>> START Data shown

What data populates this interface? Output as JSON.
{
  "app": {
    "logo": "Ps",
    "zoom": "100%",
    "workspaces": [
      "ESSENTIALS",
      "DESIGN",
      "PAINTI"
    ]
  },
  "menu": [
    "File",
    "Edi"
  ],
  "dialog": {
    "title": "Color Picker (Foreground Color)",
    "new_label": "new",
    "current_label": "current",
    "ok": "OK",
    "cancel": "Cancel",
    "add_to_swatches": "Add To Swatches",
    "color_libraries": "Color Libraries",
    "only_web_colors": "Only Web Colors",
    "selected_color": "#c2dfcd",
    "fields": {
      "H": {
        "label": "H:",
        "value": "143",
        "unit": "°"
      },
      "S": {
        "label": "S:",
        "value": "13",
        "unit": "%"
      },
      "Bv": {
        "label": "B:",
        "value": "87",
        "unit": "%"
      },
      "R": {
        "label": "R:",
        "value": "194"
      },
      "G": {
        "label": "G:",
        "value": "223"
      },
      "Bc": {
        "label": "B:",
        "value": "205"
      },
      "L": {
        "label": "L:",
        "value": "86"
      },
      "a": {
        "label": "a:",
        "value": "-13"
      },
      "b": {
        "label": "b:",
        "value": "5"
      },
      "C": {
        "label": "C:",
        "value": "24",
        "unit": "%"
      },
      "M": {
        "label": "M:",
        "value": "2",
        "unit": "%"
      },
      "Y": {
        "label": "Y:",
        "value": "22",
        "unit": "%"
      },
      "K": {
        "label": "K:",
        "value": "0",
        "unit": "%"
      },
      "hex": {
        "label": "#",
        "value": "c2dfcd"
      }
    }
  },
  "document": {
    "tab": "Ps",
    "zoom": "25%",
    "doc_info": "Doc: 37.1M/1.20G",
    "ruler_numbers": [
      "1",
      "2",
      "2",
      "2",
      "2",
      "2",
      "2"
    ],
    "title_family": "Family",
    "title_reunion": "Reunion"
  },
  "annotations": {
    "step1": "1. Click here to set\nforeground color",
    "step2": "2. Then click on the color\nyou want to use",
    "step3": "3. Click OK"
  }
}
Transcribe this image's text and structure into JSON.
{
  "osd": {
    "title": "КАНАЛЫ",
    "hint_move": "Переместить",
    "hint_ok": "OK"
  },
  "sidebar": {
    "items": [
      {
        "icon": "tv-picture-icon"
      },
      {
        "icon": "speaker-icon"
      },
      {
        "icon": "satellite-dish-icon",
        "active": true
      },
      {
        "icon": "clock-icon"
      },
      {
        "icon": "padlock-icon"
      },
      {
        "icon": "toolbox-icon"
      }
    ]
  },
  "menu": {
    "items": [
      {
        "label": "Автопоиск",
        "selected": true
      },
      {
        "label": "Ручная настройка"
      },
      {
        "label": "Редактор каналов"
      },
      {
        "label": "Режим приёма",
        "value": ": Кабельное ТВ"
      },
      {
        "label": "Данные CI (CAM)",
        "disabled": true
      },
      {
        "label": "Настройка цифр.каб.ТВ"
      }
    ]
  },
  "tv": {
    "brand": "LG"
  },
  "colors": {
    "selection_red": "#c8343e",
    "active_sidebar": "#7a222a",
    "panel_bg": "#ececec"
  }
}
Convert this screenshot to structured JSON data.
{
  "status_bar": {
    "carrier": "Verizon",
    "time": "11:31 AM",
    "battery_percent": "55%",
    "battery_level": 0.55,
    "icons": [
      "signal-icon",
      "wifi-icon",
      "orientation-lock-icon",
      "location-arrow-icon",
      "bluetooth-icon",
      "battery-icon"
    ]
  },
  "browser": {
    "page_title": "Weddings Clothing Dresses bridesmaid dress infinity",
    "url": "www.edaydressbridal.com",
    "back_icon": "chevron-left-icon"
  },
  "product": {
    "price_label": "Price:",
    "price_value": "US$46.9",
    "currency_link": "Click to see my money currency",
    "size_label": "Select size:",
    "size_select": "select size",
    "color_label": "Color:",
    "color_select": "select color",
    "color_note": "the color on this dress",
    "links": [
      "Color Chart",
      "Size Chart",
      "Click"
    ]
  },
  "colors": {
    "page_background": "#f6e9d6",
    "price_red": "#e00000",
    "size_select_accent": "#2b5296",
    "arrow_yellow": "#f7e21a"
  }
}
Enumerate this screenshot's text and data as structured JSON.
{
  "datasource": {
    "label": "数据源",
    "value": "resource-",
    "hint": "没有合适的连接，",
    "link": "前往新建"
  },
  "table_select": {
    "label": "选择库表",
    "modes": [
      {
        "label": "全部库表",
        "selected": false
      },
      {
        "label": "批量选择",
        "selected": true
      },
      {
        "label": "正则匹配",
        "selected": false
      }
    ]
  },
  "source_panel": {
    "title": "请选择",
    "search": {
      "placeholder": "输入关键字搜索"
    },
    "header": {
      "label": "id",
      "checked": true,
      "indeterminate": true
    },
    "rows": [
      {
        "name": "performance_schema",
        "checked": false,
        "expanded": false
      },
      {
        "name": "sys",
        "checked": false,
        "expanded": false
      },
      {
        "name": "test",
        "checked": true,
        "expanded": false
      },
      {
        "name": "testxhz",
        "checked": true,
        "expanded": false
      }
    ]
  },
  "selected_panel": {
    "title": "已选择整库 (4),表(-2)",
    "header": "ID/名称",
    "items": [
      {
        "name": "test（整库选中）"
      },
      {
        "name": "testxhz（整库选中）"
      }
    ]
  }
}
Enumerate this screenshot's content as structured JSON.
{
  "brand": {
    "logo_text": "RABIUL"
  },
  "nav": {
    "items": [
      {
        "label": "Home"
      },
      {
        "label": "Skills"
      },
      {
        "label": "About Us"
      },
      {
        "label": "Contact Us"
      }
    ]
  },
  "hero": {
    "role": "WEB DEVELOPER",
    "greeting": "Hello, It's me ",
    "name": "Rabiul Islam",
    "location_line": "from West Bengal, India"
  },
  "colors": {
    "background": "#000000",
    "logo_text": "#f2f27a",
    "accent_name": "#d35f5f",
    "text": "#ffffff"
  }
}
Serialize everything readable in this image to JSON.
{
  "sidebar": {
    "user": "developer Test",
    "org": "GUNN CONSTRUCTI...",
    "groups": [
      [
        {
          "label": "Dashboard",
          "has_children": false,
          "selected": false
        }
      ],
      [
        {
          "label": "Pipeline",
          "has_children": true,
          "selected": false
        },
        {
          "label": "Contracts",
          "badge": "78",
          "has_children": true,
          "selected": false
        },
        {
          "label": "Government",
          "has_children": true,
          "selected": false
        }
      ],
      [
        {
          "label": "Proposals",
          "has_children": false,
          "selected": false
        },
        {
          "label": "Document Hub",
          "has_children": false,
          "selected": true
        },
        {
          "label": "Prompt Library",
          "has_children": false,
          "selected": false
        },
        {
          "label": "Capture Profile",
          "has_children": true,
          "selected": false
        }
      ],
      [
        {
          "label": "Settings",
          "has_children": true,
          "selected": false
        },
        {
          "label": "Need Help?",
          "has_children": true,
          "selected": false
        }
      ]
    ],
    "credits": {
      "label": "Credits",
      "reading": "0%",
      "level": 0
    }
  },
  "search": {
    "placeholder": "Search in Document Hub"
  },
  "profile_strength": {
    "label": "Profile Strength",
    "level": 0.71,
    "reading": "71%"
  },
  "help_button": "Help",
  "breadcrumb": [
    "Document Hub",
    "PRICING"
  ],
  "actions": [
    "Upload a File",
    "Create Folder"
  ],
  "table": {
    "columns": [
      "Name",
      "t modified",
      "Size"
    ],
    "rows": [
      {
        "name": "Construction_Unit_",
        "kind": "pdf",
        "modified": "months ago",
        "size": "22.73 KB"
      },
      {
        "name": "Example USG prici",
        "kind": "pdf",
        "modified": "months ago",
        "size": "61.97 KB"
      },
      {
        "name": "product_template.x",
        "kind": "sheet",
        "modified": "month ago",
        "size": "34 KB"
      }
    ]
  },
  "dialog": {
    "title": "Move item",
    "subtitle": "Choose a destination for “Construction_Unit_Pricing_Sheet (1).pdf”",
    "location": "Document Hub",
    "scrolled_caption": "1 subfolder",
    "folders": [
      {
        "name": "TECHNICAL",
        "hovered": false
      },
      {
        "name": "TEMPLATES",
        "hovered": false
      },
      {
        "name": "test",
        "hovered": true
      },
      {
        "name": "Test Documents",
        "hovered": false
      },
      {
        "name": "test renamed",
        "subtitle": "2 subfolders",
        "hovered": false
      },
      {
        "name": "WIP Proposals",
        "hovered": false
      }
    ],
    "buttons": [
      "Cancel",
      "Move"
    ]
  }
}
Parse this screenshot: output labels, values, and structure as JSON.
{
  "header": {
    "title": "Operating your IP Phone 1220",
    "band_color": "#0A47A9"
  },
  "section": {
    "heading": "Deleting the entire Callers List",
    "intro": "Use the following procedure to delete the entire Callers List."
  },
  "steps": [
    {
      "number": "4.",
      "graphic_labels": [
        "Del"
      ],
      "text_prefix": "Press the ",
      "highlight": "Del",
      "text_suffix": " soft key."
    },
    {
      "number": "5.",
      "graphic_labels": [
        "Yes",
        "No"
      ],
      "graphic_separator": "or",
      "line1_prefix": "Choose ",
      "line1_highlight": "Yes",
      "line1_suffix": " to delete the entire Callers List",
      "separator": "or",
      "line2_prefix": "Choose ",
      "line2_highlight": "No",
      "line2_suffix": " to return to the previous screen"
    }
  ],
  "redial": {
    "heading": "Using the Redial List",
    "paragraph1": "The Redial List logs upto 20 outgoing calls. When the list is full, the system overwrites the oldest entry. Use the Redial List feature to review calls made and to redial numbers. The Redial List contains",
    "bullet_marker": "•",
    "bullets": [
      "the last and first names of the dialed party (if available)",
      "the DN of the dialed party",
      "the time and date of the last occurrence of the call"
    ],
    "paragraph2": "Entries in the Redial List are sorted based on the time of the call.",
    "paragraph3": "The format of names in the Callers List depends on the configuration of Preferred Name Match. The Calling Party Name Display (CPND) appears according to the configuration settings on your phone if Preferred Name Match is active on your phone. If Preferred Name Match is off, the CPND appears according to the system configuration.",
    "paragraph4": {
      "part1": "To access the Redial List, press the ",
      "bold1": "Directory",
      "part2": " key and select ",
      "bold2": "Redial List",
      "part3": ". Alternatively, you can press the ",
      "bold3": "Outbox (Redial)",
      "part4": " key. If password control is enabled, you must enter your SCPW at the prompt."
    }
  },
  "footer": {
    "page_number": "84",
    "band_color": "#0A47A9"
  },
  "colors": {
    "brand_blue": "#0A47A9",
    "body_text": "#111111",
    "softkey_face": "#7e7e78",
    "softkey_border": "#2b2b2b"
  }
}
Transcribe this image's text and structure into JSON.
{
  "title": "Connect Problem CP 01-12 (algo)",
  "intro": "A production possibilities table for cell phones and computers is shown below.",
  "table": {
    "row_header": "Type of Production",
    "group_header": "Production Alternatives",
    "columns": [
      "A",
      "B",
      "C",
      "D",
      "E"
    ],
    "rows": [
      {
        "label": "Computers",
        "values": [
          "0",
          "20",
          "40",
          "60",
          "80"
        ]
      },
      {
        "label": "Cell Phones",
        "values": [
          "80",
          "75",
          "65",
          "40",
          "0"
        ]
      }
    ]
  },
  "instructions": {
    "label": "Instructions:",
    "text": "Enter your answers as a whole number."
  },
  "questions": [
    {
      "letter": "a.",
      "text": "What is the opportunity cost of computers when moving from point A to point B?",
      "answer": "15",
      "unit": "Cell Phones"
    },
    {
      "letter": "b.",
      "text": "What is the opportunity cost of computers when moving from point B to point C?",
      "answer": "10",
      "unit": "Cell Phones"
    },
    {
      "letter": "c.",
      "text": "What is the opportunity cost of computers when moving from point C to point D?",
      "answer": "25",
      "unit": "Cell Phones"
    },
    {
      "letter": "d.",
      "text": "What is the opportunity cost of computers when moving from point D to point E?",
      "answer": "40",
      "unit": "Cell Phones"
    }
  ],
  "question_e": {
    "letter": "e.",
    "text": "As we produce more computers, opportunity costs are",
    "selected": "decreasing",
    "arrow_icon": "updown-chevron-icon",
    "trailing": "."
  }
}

>> END Data shown

Stated goal:
Write out every line of the data that holds the word "time".

Result of this task:
    "time": "11:31 AM",
      "the time and date of the last occurrence of the call"
    "paragraph2": "Entries in the Redial List are sorted based on the time of the call.",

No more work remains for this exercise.